(Data entries)
++++++
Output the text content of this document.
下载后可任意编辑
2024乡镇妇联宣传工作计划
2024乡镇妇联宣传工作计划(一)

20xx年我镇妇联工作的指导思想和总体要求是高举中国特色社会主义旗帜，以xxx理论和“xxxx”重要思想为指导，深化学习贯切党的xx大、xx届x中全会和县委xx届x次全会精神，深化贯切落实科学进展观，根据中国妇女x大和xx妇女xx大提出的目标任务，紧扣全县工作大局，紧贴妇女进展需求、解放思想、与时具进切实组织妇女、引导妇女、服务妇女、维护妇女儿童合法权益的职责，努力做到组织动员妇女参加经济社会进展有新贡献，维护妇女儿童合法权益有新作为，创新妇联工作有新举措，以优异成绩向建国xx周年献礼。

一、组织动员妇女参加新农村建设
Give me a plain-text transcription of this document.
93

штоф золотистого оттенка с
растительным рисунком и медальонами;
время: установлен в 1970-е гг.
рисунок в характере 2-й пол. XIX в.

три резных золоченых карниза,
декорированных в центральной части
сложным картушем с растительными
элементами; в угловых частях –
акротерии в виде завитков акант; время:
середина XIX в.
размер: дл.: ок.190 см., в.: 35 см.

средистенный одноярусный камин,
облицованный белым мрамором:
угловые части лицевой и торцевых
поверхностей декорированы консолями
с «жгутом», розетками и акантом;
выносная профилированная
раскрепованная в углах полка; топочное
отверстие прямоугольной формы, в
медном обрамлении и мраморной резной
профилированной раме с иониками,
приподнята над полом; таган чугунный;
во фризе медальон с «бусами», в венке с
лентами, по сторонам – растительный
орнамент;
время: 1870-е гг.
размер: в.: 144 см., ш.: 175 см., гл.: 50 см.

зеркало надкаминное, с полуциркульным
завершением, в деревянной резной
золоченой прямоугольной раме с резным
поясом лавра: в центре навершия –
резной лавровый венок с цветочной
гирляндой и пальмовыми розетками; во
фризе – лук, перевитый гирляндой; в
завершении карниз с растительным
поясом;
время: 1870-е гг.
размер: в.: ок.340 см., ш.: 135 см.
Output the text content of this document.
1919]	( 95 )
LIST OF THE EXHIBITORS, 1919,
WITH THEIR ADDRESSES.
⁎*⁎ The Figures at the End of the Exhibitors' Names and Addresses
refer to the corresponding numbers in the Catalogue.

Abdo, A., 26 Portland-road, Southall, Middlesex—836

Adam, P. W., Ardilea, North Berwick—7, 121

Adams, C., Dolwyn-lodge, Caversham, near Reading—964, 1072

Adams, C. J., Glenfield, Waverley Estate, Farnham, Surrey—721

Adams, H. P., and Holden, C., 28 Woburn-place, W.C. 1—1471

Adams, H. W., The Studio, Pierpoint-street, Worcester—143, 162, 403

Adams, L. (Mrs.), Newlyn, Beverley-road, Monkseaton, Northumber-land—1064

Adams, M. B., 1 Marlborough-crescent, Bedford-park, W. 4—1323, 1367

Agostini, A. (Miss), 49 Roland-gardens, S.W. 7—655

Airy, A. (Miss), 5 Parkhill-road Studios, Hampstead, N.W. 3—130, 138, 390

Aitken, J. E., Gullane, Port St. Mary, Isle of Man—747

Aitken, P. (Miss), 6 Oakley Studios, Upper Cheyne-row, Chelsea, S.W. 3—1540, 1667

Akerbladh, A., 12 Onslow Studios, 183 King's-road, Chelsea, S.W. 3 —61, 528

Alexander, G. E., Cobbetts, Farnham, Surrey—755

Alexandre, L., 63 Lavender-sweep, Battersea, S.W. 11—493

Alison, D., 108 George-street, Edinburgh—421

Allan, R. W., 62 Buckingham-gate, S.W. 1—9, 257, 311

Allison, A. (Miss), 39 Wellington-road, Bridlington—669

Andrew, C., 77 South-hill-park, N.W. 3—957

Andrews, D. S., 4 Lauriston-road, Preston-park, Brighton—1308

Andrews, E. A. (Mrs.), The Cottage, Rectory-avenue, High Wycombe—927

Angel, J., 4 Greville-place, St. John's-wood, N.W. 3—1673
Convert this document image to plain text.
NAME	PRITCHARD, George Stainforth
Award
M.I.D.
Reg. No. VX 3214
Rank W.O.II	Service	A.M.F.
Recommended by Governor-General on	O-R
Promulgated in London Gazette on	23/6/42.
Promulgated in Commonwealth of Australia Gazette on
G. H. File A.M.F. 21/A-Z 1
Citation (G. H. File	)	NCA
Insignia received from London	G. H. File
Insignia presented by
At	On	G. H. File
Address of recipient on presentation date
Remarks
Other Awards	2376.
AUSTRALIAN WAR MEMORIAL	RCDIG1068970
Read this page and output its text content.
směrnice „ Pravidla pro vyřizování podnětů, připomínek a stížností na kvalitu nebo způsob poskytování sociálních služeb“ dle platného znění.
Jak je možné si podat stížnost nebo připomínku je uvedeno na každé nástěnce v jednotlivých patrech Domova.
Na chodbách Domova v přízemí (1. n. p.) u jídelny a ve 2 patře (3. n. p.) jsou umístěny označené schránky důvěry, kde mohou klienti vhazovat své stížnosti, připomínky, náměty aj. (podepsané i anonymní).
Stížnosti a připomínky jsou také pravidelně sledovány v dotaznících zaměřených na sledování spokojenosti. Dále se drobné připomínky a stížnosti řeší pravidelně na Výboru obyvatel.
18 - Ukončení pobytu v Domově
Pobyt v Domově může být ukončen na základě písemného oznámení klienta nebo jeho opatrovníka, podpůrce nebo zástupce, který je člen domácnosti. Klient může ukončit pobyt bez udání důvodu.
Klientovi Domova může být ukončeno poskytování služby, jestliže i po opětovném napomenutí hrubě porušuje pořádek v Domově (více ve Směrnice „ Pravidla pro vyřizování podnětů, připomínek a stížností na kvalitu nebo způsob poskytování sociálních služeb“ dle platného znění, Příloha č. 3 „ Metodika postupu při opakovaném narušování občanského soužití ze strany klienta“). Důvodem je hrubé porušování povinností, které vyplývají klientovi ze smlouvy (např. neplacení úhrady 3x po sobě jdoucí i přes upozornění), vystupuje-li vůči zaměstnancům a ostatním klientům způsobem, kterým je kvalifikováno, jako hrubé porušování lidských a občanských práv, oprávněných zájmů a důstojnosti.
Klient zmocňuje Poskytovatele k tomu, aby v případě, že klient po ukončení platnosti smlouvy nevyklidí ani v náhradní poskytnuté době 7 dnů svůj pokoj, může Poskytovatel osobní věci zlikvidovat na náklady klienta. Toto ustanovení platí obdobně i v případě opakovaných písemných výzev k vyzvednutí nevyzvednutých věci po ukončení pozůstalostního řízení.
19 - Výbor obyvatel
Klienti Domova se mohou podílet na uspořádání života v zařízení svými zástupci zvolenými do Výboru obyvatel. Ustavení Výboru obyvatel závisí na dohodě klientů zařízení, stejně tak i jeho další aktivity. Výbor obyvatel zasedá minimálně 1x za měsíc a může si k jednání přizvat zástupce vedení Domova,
++++++
◆ **SET PROBLEM**
From the data above, pick out each line containing "фризе" and copy it.

◆ **EXERCISE ANSWER**
во фризе медальон с «бусами», в венке с
фризе – лук, перевитый гирляндой; в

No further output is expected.